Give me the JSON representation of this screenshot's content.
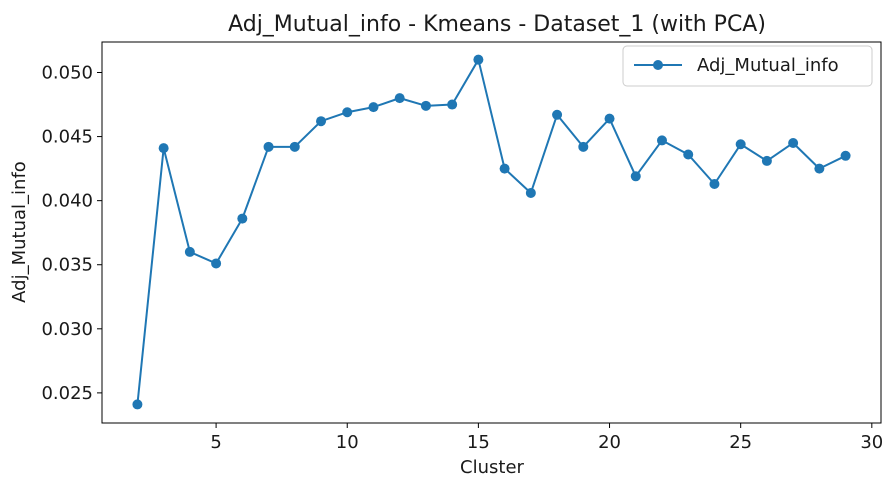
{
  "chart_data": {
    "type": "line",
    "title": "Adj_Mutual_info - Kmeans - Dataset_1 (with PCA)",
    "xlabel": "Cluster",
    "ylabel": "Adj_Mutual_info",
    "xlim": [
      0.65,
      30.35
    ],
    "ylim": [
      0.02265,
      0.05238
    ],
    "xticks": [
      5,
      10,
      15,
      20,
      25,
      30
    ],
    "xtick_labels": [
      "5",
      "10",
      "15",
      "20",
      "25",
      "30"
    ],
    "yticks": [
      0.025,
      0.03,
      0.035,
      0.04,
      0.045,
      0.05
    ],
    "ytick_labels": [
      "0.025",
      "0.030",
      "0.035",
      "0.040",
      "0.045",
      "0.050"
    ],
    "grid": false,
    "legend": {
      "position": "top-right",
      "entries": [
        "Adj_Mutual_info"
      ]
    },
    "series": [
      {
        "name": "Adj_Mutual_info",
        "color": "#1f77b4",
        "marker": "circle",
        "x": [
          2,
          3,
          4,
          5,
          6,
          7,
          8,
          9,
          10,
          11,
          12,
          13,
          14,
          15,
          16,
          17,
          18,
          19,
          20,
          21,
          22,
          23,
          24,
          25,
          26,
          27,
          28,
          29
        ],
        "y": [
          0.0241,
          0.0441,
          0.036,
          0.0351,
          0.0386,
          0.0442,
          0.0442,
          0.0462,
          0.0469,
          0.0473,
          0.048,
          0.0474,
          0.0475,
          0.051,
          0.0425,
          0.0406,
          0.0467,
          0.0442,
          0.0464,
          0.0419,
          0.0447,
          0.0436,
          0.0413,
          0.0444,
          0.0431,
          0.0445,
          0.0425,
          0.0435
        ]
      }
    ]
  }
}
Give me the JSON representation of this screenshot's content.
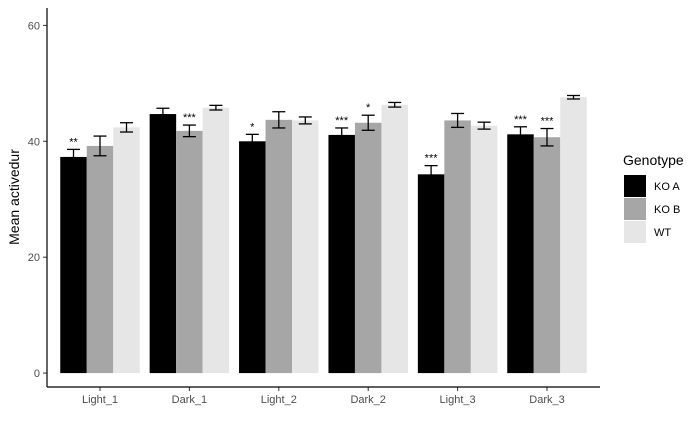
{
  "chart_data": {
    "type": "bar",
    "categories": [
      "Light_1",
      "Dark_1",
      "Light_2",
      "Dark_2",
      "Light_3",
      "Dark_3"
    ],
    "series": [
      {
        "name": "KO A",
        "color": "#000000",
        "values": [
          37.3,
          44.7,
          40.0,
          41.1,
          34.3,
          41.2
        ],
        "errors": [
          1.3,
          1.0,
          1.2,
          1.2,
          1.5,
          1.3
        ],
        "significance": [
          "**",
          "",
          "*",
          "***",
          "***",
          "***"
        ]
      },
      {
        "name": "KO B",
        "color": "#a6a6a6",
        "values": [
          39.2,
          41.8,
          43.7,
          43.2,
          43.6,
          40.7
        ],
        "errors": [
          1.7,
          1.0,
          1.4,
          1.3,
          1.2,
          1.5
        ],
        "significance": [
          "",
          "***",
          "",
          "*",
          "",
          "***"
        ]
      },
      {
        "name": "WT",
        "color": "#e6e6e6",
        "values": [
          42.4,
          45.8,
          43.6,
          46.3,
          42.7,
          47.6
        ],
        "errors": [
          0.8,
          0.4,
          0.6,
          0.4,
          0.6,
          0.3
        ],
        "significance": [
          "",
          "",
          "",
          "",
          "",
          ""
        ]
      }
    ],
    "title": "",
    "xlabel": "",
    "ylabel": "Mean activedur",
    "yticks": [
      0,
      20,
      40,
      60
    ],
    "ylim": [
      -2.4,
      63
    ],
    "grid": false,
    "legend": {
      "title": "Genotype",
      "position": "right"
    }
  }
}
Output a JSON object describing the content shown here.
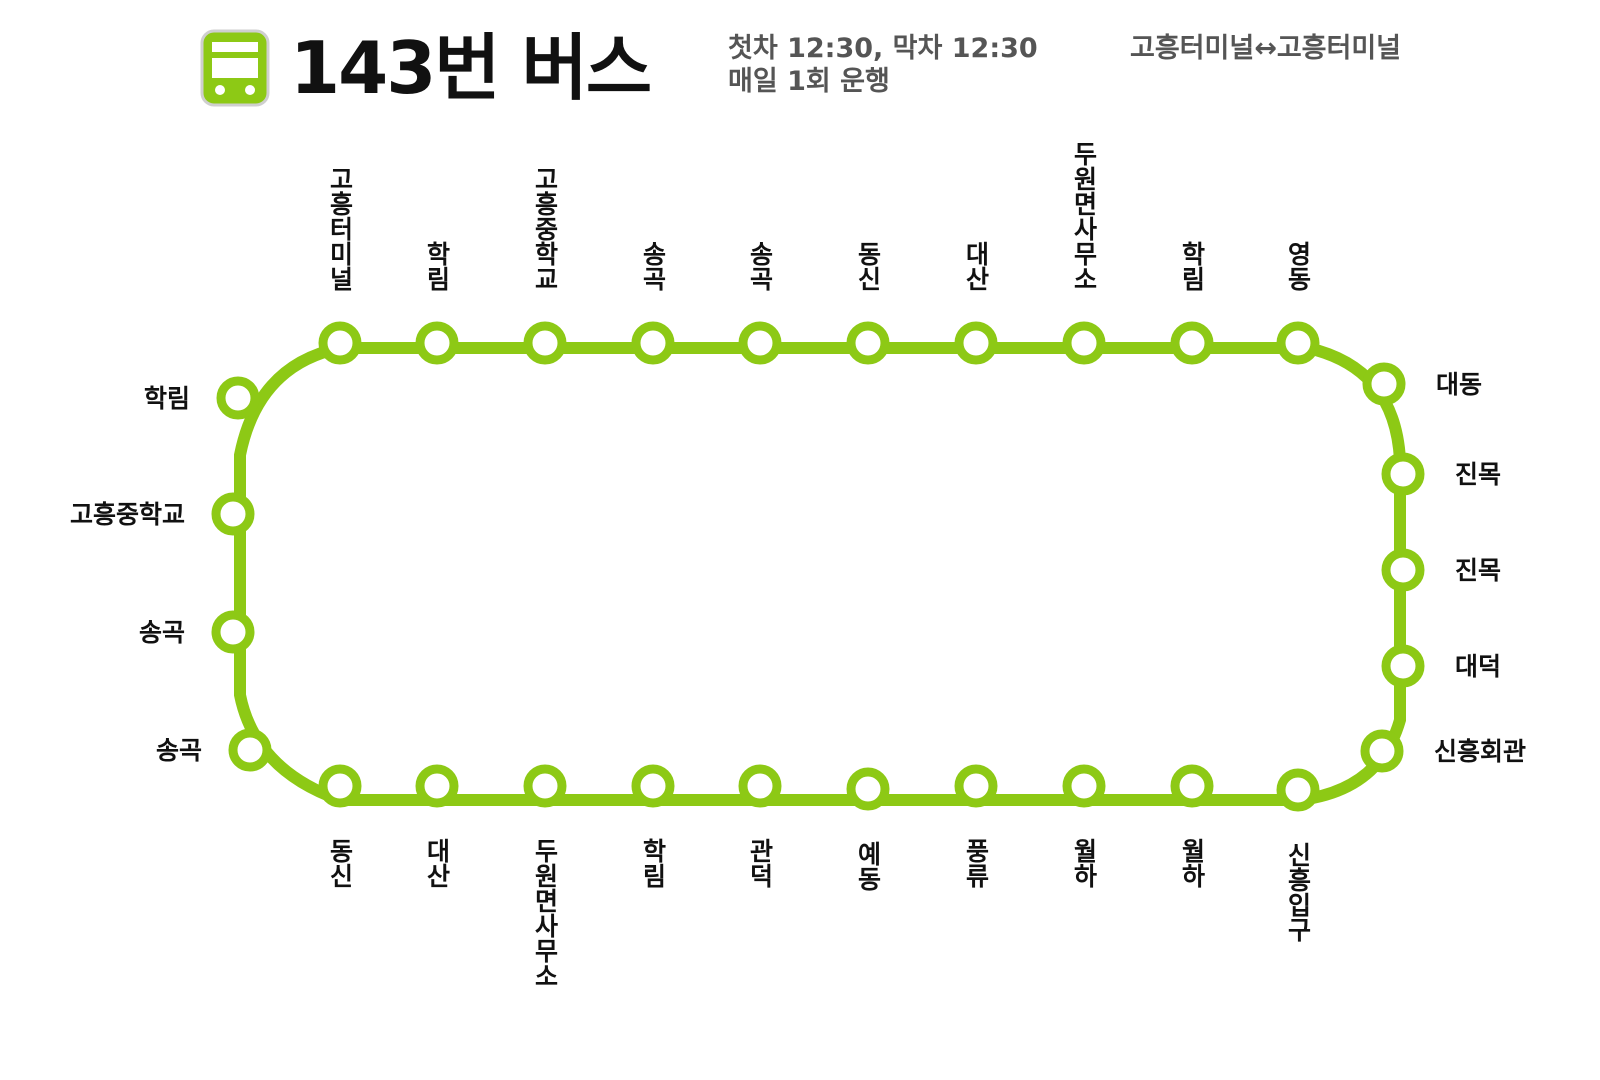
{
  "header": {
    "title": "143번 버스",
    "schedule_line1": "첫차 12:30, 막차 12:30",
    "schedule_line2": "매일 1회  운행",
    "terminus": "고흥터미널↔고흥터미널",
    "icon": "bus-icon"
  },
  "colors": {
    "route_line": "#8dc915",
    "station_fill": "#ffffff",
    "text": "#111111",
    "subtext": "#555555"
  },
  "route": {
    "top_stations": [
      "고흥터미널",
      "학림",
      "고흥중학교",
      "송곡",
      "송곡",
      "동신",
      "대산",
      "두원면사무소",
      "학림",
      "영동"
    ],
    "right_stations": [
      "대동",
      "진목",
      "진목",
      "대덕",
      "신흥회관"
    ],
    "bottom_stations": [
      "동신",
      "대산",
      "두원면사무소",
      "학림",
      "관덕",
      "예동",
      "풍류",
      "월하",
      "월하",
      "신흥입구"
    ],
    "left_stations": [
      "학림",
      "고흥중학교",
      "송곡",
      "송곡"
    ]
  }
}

───

▸ Goal
Your copy of the data should match it exactly, except that pictures are left out.

▸ Answer for this exercise
Give me the JSON representation of this screenshot's content.
{
  "chart_data": {
    "type": "line",
    "title": "Adj_Mutual_info - Kmeans - Dataset_1 (with PCA)",
    "xlabel": "Cluster",
    "ylabel": "Adj_Mutual_info",
    "xlim": [
      0.65,
      30.35
    ],
    "ylim": [
      0.02265,
      0.05238
    ],
    "xticks": [
      5,
      10,
      15,
      20,
      25,
      30
    ],
    "xtick_labels": [
      "5",
      "10",
      "15",
      "20",
      "25",
      "30"
    ],
    "yticks": [
      0.025,
      0.03,
      0.035,
      0.04,
      0.045,
      0.05
    ],
    "ytick_labels": [
      "0.025",
      "0.030",
      "0.035",
      "0.040",
      "0.045",
      "0.050"
    ],
    "grid": false,
    "legend": {
      "position": "top-right",
      "entries": [
        "Adj_Mutual_info"
      ]
    },
    "series": [
      {
        "name": "Adj_Mutual_info",
        "color": "#1f77b4",
        "marker": "circle",
        "x": [
          2,
          3,
          4,
          5,
          6,
          7,
          8,
          9,
          10,
          11,
          12,
          13,
          14,
          15,
          16,
          17,
          18,
          19,
          20,
          21,
          22,
          23,
          24,
          25,
          26,
          27,
          28,
          29
        ],
        "y": [
          0.0241,
          0.0441,
          0.036,
          0.0351,
          0.0386,
          0.0442,
          0.0442,
          0.0462,
          0.0469,
          0.0473,
          0.048,
          0.0474,
          0.0475,
          0.051,
          0.0425,
          0.0406,
          0.0467,
          0.0442,
          0.0464,
          0.0419,
          0.0447,
          0.0436,
          0.0413,
          0.0444,
          0.0431,
          0.0445,
          0.0425,
          0.0435
        ]
      }
    ]
  }
}
Give me the JSON representation of this screenshot's content.
{
  "chart_data": {
    "type": "bar",
    "categories": [
      "Light_1",
      "Dark_1",
      "Light_2",
      "Dark_2",
      "Light_3",
      "Dark_3"
    ],
    "series": [
      {
        "name": "KO A",
        "color": "#000000",
        "values": [
          37.3,
          44.7,
          40.0,
          41.1,
          34.3,
          41.2
        ],
        "errors": [
          1.3,
          1.0,
          1.2,
          1.2,
          1.5,
          1.3
        ],
        "significance": [
          "**",
          "",
          "*",
          "***",
          "***",
          "***"
        ]
      },
      {
        "name": "KO B",
        "color": "#a6a6a6",
        "values": [
          39.2,
          41.8,
          43.7,
          43.2,
          43.6,
          40.7
        ],
        "errors": [
          1.7,
          1.0,
          1.4,
          1.3,
          1.2,
          1.5
        ],
        "significance": [
          "",
          "***",
          "",
          "*",
          "",
          "***"
        ]
      },
      {
        "name": "WT",
        "color": "#e6e6e6",
        "values": [
          42.4,
          45.8,
          43.6,
          46.3,
          42.7,
          47.6
        ],
        "errors": [
          0.8,
          0.4,
          0.6,
          0.4,
          0.6,
          0.3
        ],
        "significance": [
          "",
          "",
          "",
          "",
          "",
          ""
        ]
      }
    ],
    "title": "",
    "xlabel": "",
    "ylabel": "Mean activedur",
    "yticks": [
      0,
      20,
      40,
      60
    ],
    "ylim": [
      -2.4,
      63
    ],
    "grid": false,
    "legend": {
      "title": "Genotype",
      "position": "right"
    }
  }
}
Output a JSON object describing the content shown here.
{
  "header": {
    "title": "143번 버스",
    "schedule_line1": "첫차 12:30, 막차 12:30",
    "schedule_line2": "매일 1회  운행",
    "terminus": "고흥터미널↔고흥터미널",
    "icon": "bus-icon"
  },
  "colors": {
    "route_line": "#8dc915",
    "station_fill": "#ffffff",
    "text": "#111111",
    "subtext": "#555555"
  },
  "route": {
    "top_stations": [
      "고흥터미널",
      "학림",
      "고흥중학교",
      "송곡",
      "송곡",
      "동신",
      "대산",
      "두원면사무소",
      "학림",
      "영동"
    ],
    "right_stations": [
      "대동",
      "진목",
      "진목",
      "대덕",
      "신흥회관"
    ],
    "bottom_stations": [
      "동신",
      "대산",
      "두원면사무소",
      "학림",
      "관덕",
      "예동",
      "풍류",
      "월하",
      "월하",
      "신흥입구"
    ],
    "left_stations": [
      "학림",
      "고흥중학교",
      "송곡",
      "송곡"
    ]
  }
}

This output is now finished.